"""

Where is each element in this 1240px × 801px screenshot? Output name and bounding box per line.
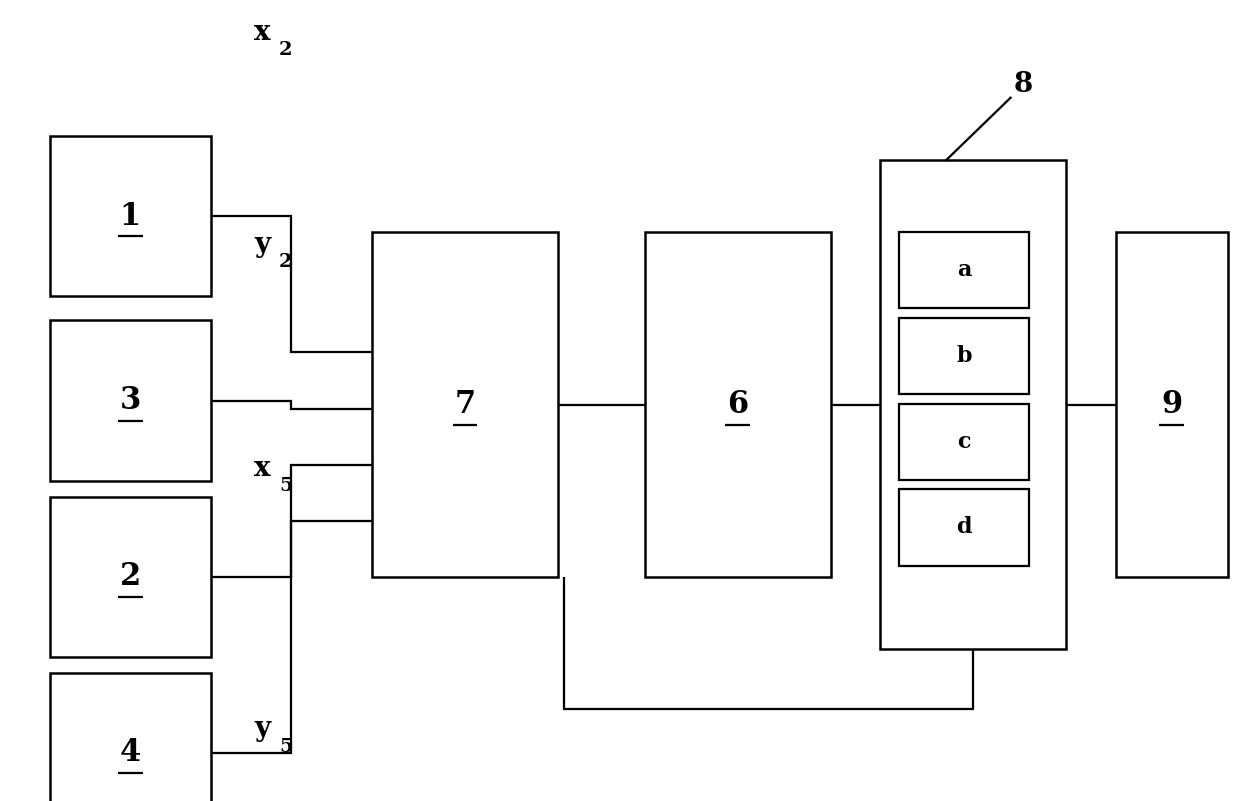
Text: y: y	[254, 715, 270, 743]
Text: 8: 8	[1013, 70, 1033, 98]
Text: 2: 2	[119, 562, 141, 592]
Text: 5: 5	[279, 738, 293, 755]
Text: d: d	[956, 517, 972, 538]
Bar	[899, 489, 1029, 566]
Text: 1: 1	[119, 201, 141, 231]
Text: x: x	[254, 18, 270, 46]
Text: b: b	[956, 345, 972, 367]
Text: 3: 3	[119, 385, 141, 416]
Bar	[50, 497, 211, 657]
Bar	[1116, 232, 1228, 577]
Bar	[899, 232, 1029, 308]
Text: 5: 5	[279, 477, 293, 495]
Text: 9: 9	[1161, 389, 1183, 420]
Text: c: c	[957, 431, 971, 453]
Text: a: a	[957, 260, 971, 281]
Text: x: x	[254, 455, 270, 482]
Bar	[372, 232, 558, 577]
Bar	[899, 404, 1029, 480]
Bar	[50, 673, 211, 801]
Bar	[50, 320, 211, 481]
Bar	[50, 136, 211, 296]
Text: y: y	[254, 231, 270, 258]
Text: 6: 6	[727, 389, 749, 420]
Text: 7: 7	[454, 389, 476, 420]
Bar	[880, 160, 1066, 649]
Text: 2: 2	[279, 253, 293, 271]
Bar	[899, 318, 1029, 394]
Text: 2: 2	[279, 41, 293, 58]
Text: 4: 4	[119, 738, 141, 768]
Bar	[645, 232, 831, 577]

"""

Task >> In the records, rewrite the lines starting with the line containing "715, 270, 743]" and going on through the line containing "232, 1228, 577]", putting "Block" wherever "Bar" appears and leaving everything else as it is. Give back only those lines.

Written response >>
Text: y: y	[254, 715, 270, 743]
Text: 8: 8	[1013, 70, 1033, 98]
Text: 2: 2	[119, 562, 141, 592]
Text: 5: 5	[279, 738, 293, 755]
Text: d: d	[956, 517, 972, 538]
Block	[899, 489, 1029, 566]
Text: 1: 1	[119, 201, 141, 231]
Text: x: x	[254, 18, 270, 46]
Text: b: b	[956, 345, 972, 367]
Text: 3: 3	[119, 385, 141, 416]
Block	[50, 497, 211, 657]
Block	[1116, 232, 1228, 577]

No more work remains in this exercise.